**What you have to do**. Records follow. Pull out every line that contains "размещения".

Stored items:
☆ ☆ ☆ ☆ ☆ ☆ ☆
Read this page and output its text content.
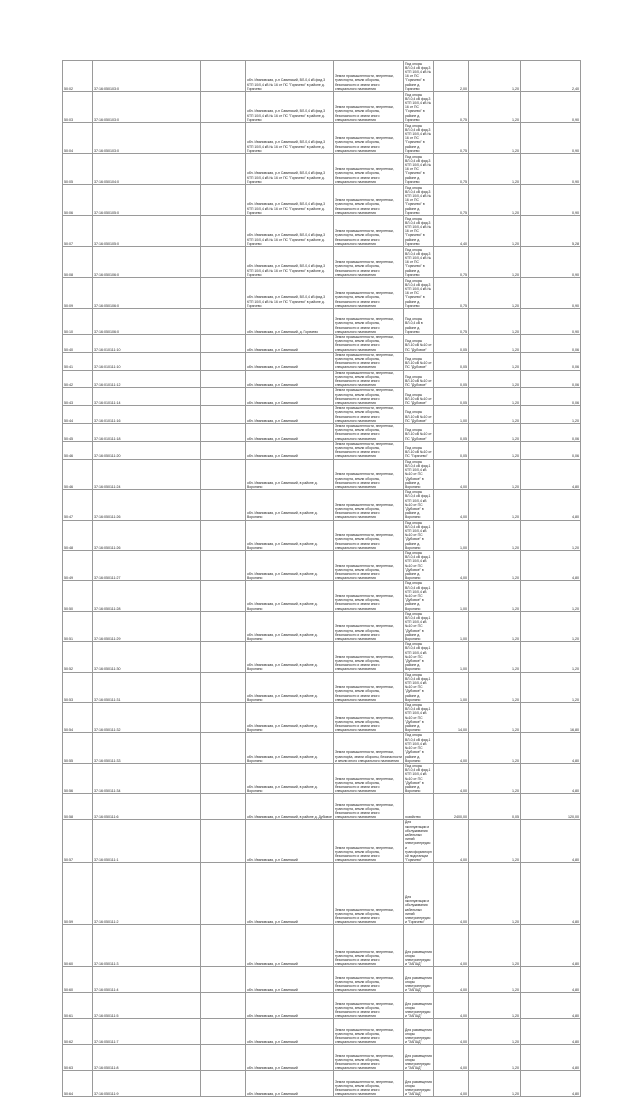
50:02	37:16:050103:0		обл. Ивановская, р-н Савинский, ВЛ-0,4 кВ фид.3 КТП 10/0,4 кВ № 16 от ПС "Горячево" в районе д. Горячево	Земли промышленности, энергетики, транспорта, земли обороны, безопасности и земли иного специального назначения	Под опоры ВЛ-0,4 кВ фид.3 КТП 10/0,4 кВ № 16 от ПС "Горячево" в районе д. Горячево	2,00	1,20	2,40
50:03	37:16:050103:0		обл. Ивановская, р-н Савинский, ВЛ-0,4 кВ фид.3 КТП 10/0,4 кВ № 16 от ПС "Горячево" в районе д. Горячево	Земли промышленности, энергетики, транспорта, земли обороны, безопасности и земли иного специального назначения	Под опоры ВЛ-0,4 кВ фид.3 КТП 10/0,4 кВ № 16 от ПС "Горячево" в районе д. Горячево	0,75	1,20	0,90
50:04	37:16:050103:0		обл. Ивановская, р-н Савинский, ВЛ-0,4 кВ фид.3 КТП 10/0,4 кВ № 16 от ПС "Горячево" в районе д. Горячево	Земли промышленности, энергетики, транспорта, земли обороны, безопасности и земли иного специального назначения	Под опоры ВЛ-0,4 кВ фид.3 КТП 10/0,4 кВ № 16 от ПС "Горячево" в районе д. Горячево	0,75	1,20	0,90
50:05	37:16:050104:0		обл. Ивановская, р-н Савинский, ВЛ-0,4 кВ фид.3 КТП 10/0,4 кВ № 16 от ПС "Горячево" в районе д. Горячево	Земли промышленности, энергетики, транспорта, земли обороны, безопасности и земли иного специального назначения	Под опоры ВЛ-0,4 кВ фид.3 КТП 10/0,4 кВ № 16 от ПС "Горячево" в районе д. Горячево	0,75	1,20	0,90
50:06	37:16:050105:0		обл. Ивановская, р-н Савинский, ВЛ-0,4 кВ фид.3 КТП 10/0,4 кВ № 16 от ПС "Горячево" в районе д. Горячево	Земли промышленности, энергетики, транспорта, земли обороны, безопасности и земли иного специального назначения	Под опоры ВЛ-0,4 кВ фид.3 КТП 10/0,4 кВ № 16 от ПС "Горячево" в районе д. Горячево	0,75	1,20	0,90
50:07	37:16:050105:0		обл. Ивановская, р-н Савинский, ВЛ-0,4 кВ фид.3 КТП 10/0,4 кВ № 16 от ПС "Горячево" в районе д. Горячево	Земли промышленности, энергетики, транспорта, земли обороны, безопасности и земли иного специального назначения	Под опоры ВЛ-0,4 кВ фид.3 КТП 10/0,4 кВ № 16 от ПС "Горячево" в районе д. Горячево	4,40	1,20	5,28
50:08	37:16:050106:0		обл. Ивановская, р-н Савинский, ВЛ-0,4 кВ фид.3 КТП 10/0,4 кВ № 16 от ПС "Горячево" в районе д. Горячево	Земли промышленности, энергетики, транспорта, земли обороны, безопасности и земли иного специального назначения	Под опоры ВЛ-0,4 кВ фид.3 КТП 10/0,4 кВ № 16 от ПС "Горячево" в районе д. Горячево	0,75	1,20	0,90
50:09	37:16:050106:0		обл. Ивановская, р-н Савинский, ВЛ-0,4 кВ фид.3 КТП 10/0,4 кВ № 16 от ПС "Горячево" в районе д. Горячево	Земли промышленности, энергетики, транспорта, земли обороны, безопасности и земли иного специального назначения	Под опоры ВЛ-0,4 кВ фид.3 КТП 10/0,4 кВ № 16 от ПС "Горячево" в районе д. Горячево	0,75	1,20	0,90
50:10	37:16:050106:0		обл. Ивановская, р-н Савинский, д. Горячево	Земли промышленности, энергетики, транспорта, земли обороны, безопасности и земли иного специального назначения	Под опоры ВЛ-0,4 кВ в районе д. Горячево	0,75	1,20	0,90
50:40	37:16:010111:10		обл. Ивановская, р-н Савинский	Земли промышленности, энергетики, транспорта, земли обороны, безопасности и земли иного специального назначения	Под опоры ВЛ-10 кВ №10 от ПС "Дубовое"	0,05	1,20	0,06
50:41	37:16:010111:10		обл. Ивановская, р-н Савинский	Земли промышленности, энергетики, транспорта, земли обороны, безопасности и земли иного специального назначения	Под опоры ВЛ-10 кВ №10 от ПС "Дубовое"	0,05	1,20	0,06
50:42	37:16:010111:12		обл. Ивановская, р-н Савинский	Земли промышленности, энергетики, транспорта, земли обороны, безопасности и земли иного специального назначения	Под опоры ВЛ-10 кВ №10 от ПС "Дубовое"	0,05	1,20	0,06
50:43	37:16:010111:14		обл. Ивановская, р-н Савинский	Земли промышленности, энергетики, транспорта, земли обороны, безопасности и земли иного специального назначения	Под опоры ВЛ-10 кВ №10 от ПС "Дубовое"	0,05	1,20	0,06
50:44	37:16:010111:16		обл. Ивановская, р-н Савинский	Земли промышленности, энергетики, транспорта, земли обороны, безопасности и земли иного специального назначения	Под опоры ВЛ-10 кВ №10 от ПС "Дубовое"	1,00	1,20	1,20
50:45	37:16:010111:18		обл. Ивановская, р-н Савинский	Земли промышленности, энергетики, транспорта, земли обороны, безопасности и земли иного специального назначения	Под опоры ВЛ-10 кВ №10 от ПС "Дубовое"	0,05	1,20	0,06
50:46	37:16:050111:20		обл. Ивановская, р-н Савинский	Земли промышленности, энергетики, транспорта, земли обороны, безопасности и земли иного специального назначения	Под опоры ВЛ-10 кВ №10 от ПС "Горячево"	0,05	1,20	0,06
50:46	37:16:050111:24		обл. Ивановская, р-н Савинский, в районе д. Воронино	Земли промышленности, энергетики, транспорта, земли обороны, безопасности и земли иного специального назначения	Под опоры ВЛ-0,4 кВ фид.1 КТП 10/0,4 кВ №10 от ПС "Дубовое" в районе д. Воронино	4,00	1,20	4,80
50:47	37:16:050111:26		обл. Ивановская, р-н Савинский, в районе д. Воронино	Земли промышленности, энергетики, транспорта, земли обороны, безопасности и земли иного специального назначения	Под опоры ВЛ-0,4 кВ фид.1 КТП 10/0,4 кВ №10 от ПС "Дубовое" в районе д. Воронино	4,00	1,20	4,80
50:48	37:16:050111:26		обл. Ивановская, р-н Савинский, в районе д. Воронино	Земли промышленности, энергетики, транспорта, земли обороны, безопасности и земли иного специального назначения	Под опоры ВЛ-0,4 кВ фид.1 КТП 10/0,4 кВ №10 от ПС "Дубовое" в районе д. Воронино	1,00	1,20	1,20
50:49	37:16:050111:27		обл. Ивановская, р-н Савинский, в районе д. Воронино	Земли промышленности, энергетики, транспорта, земли обороны, безопасности и земли иного специального назначения	Под опоры ВЛ-0,4 кВ фид.1 КТП 10/0,4 кВ №10 от ПС "Дубовое" в районе д. Воронино	4,00	1,20	4,80
50:50	37:16:050111:28		обл. Ивановская, р-н Савинский, в районе д. Воронино	Земли промышленности, энергетики, транспорта, земли обороны, безопасности и земли иного специального назначения	Под опоры ВЛ-0,4 кВ фид.1 КТП 10/0,4 кВ №10 от ПС "Дубовое" в районе д. Воронино	1,00	1,20	1,20
50:51	37:16:050111:29		обл. Ивановская, р-н Савинский, в районе д. Воронино	Земли промышленности, энергетики, транспорта, земли обороны, безопасности и земли иного специального назначения	Под опоры ВЛ-0,4 кВ фид.1 КТП 10/0,4 кВ №10 от ПС "Дубовое" в районе д. Воронино	1,00	1,20	1,20
50:52	37:16:050111:30		обл. Ивановская, р-н Савинский, в районе д. Воронино	Земли промышленности, энергетики, транспорта, земли обороны, безопасности и земли иного специального назначения	Под опоры ВЛ-0,4 кВ фид.1 КТП 10/0,4 кВ №10 от ПС "Дубовое" в районе д. Воронино	1,00	1,20	1,20
50:53	37:16:050111:31		обл. Ивановская, р-н Савинский, в районе д. Воронино	Земли промышленности, энергетики, транспорта, земли обороны, безопасности и земли иного специального назначения	Под опоры ВЛ-0,4 кВ фид.1 КТП 10/0,4 кВ №10 от ПС "Дубовое" в районе д. Воронино	1,00	1,20	1,20
50:54	37:16:050111:32		обл. Ивановская, р-н Савинский, в районе д. Воронино	Земли промышленности, энергетики, транспорта, земли обороны, безопасности и земли иного специального назначения	Под опоры ВЛ-0,4 кВ фид.1 КТП 10/0,4 кВ №10 от ПС "Дубовое" в районе д. Воронино	14,00	1,20	16,80
50:55	37:16:050111:33		обл. Ивановская, р-н Савинский, в районе д. Воронино	Земли промышленности, энергетики, транспорta, земли обороны, безопасности и земли иного специального назначения	Под опоры ВЛ-0,4 кВ фид.1 КТП 10/0,4 кВ №10 от ПС "Дубовое" в районе д. Воронино	4,00	1,20	4,80
50:56	37:16:050111:34		обл. Ивановская, р-н Савинский, в районе д. Воронино	Земли промышленности, энергетики, транспорта, земли обороны, безопасности и земли иного специального назначения	Под опоры ВЛ-0,4 кВ фид.1 КТП 10/0,4 кВ №10 от ПС "Дубовое" в районе д. Воронино	4,00	1,20	4,80
50:58	37:16:050111:6		обл. Ивановская, р-н Савинский, в районе д. Дубовое	Земли промышленности, энергетики, транспорта, земли обороны, безопасности и земли иного специального назначения	хозяйство	2400,00	0,05	120,00
50:57	37:16:050111:1		обл. Ивановская, р-н Савинский	Земли промышленности, энергетики, транспорта, земли обороны, безопасности и земли иного специального назначения	Для эксплуатации и обслуживания кабельных линий электропередачи трансформаторной подстанции "Горячево"	4,00	1,20	4,80
50:59	37:16:050111:2		обл. Ивановская, р-н Савинский	Земли промышленности, энергетики, транспорта, земли обороны, безопасности и земли иного специального назначения	Для эксплуатации и обслуживания кабельных линий электропередачи "Горячево"	4,00	1,20	4,80
50:60	37:16:050111:3		обл. Ивановская, р-н Савинский	Земли промышленности, энергетики, транспорта, земли обороны, безопасности и земли иного специального назначения	Для размещения опоры электропередачи "ЗАПАД"	4,00	1,20	4,80
50:60	37:16:050111:4		обл. Ивановская, р-н Савинский	Земли промышленности, энергетики, транспорта, земли обороны, безопасности и земли иного специального назначения	Для размещения опоры электропередачи "ЗАПАД"	4,00	1,20	4,80
50:61	37:16:050111:5		обл. Ивановская, р-н Савинский	Земли промышленности, энергетики, транспорта, земли обороны, безопасности и земли иного специального назначения	Для размещения опоры электропередачи "ЗАПАД"	4,00	1,20	4,80
50:62	37:16:050111:7		обл. Ивановская, р-н Савинский	Земли промышленности, энергетики, транспорта, земли обороны, безопасности и земли иного специального назначения	Для размещения опоры электропередачи "ЗАПАД"	4,00	1,20	4,80
50:63	37:16:050111:8		обл. Ивановская, р-н Савинский	Земли промышленности, энергетики, транспорта, земли обороны, безопасности и земли иного специального назначения	Для размещения опоры электропередачи "ЗАПАД"	4,00	1,20	4,80
50:64	37:16:050111:9		обл. Ивановская, р-н Савинский	Земли промышленности, энергетики, транспорта, земли обороны, безопасности и земли иного специального назначения	Для размещения опоры электропередачи "ЗАПАД"	4,00	1,20	4,80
☆ ☆ ☆ ☆ ☆ ☆ ☆
**Full solution**.
50:60	37:16:050111:3		обл. Ивановская, р-н Савинский	Земли промышленности, энергетики, транспорта, земли обороны, безопасности и земли иного специального назначения	Для размещения опоры электропередачи "ЗАПАД"	4,00	1,20	4,80
50:60	37:16:050111:4		обл. Ивановская, р-н Савинский	Земли промышленности, энергетики, транспорта, земли обороны, безопасности и земли иного специального назначения	Для размещения опоры электропередачи "ЗАПАД"	4,00	1,20	4,80
50:61	37:16:050111:5		обл. Ивановская, р-н Савинский	Земли промышленности, энергетики, транспорта, земли обороны, безопасности и земли иного специального назначения	Для размещения опоры электропередачи "ЗАПАД"	4,00	1,20	4,80
50:62	37:16:050111:7		обл. Ивановская, р-н Савинский	Земли промышленности, энергетики, транспорта, земли обороны, безопасности и земли иного специального назначения	Для размещения опоры электропередачи "ЗАПАД"	4,00	1,20	4,80
50:63	37:16:050111:8		обл. Ивановская, р-н Савинский	Земли промышленности, энергетики, транспорта, земли обороны, безопасности и земли иного специального назначения	Для размещения опоры электропередачи "ЗАПАД"	4,00	1,20	4,80
50:64	37:16:050111:9		обл. Ивановская, р-н Савинский	Земли промышленности, энергетики, транспорта, земли обороны, безопасности и земли иного специального назначения	Для размещения опоры электропередачи "ЗАПАД"	4,00	1,20	4,80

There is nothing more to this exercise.